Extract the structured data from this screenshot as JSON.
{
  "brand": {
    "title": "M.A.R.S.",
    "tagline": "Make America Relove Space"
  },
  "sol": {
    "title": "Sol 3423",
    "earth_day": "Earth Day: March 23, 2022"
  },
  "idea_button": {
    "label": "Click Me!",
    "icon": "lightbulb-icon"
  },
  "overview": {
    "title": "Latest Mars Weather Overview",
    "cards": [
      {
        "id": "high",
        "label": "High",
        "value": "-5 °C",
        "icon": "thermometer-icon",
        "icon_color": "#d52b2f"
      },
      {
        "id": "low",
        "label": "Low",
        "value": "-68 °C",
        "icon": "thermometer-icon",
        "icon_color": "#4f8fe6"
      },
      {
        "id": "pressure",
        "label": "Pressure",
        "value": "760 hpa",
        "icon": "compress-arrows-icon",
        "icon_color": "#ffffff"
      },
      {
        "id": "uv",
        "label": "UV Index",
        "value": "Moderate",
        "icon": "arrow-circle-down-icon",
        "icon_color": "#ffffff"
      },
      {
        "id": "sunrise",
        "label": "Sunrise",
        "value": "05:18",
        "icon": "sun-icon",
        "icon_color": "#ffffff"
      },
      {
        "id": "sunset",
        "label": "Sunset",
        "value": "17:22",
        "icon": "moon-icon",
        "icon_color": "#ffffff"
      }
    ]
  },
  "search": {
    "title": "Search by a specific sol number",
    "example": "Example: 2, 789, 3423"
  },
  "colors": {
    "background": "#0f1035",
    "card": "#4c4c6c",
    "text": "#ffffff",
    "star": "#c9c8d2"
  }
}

Set problem
Extract all lines as given.

Task output
Extract the structured data from this screenshot as JSON.
{
  "brand": {
    "title": "M.A.R.S.",
    "tagline": "Make America Relove Space"
  },
  "sol": {
    "title": "Sol 3423",
    "earth_day": "Earth Day: March 23, 2022"
  },
  "idea_button": {
    "label": "Click Me!",
    "icon": "lightbulb-icon"
  },
  "overview": {
    "title": "Latest Mars Weather Overview",
    "cards": [
      {
        "id": "high",
        "label": "High",
        "value": "-5 °C",
        "icon": "thermometer-icon",
        "icon_color": "#d52b2f"
      },
      {
        "id": "low",
        "label": "Low",
        "value": "-68 °C",
        "icon": "thermometer-icon",
        "icon_color": "#4f8fe6"
      },
      {
        "id": "pressure",
        "label": "Pressure",
        "value": "760 hpa",
        "icon": "compress-arrows-icon",
        "icon_color": "#ffffff"
      },
      {
        "id": "uv",
        "label": "UV Index",
        "value": "Moderate",
        "icon": "arrow-circle-down-icon",
        "icon_color": "#ffffff"
      },
      {
        "id": "sunrise",
        "label": "Sunrise",
        "value": "05:18",
        "icon": "sun-icon",
        "icon_color": "#ffffff"
      },
      {
        "id": "sunset",
        "label": "Sunset",
        "value": "17:22",
        "icon": "moon-icon",
        "icon_color": "#ffffff"
      }
    ]
  },
  "search": {
    "title": "Search by a specific sol number",
    "example": "Example: 2, 789, 3423"
  },
  "colors": {
    "background": "#0f1035",
    "card": "#4c4c6c",
    "text": "#ffffff",
    "star": "#c9c8d2"
  }
}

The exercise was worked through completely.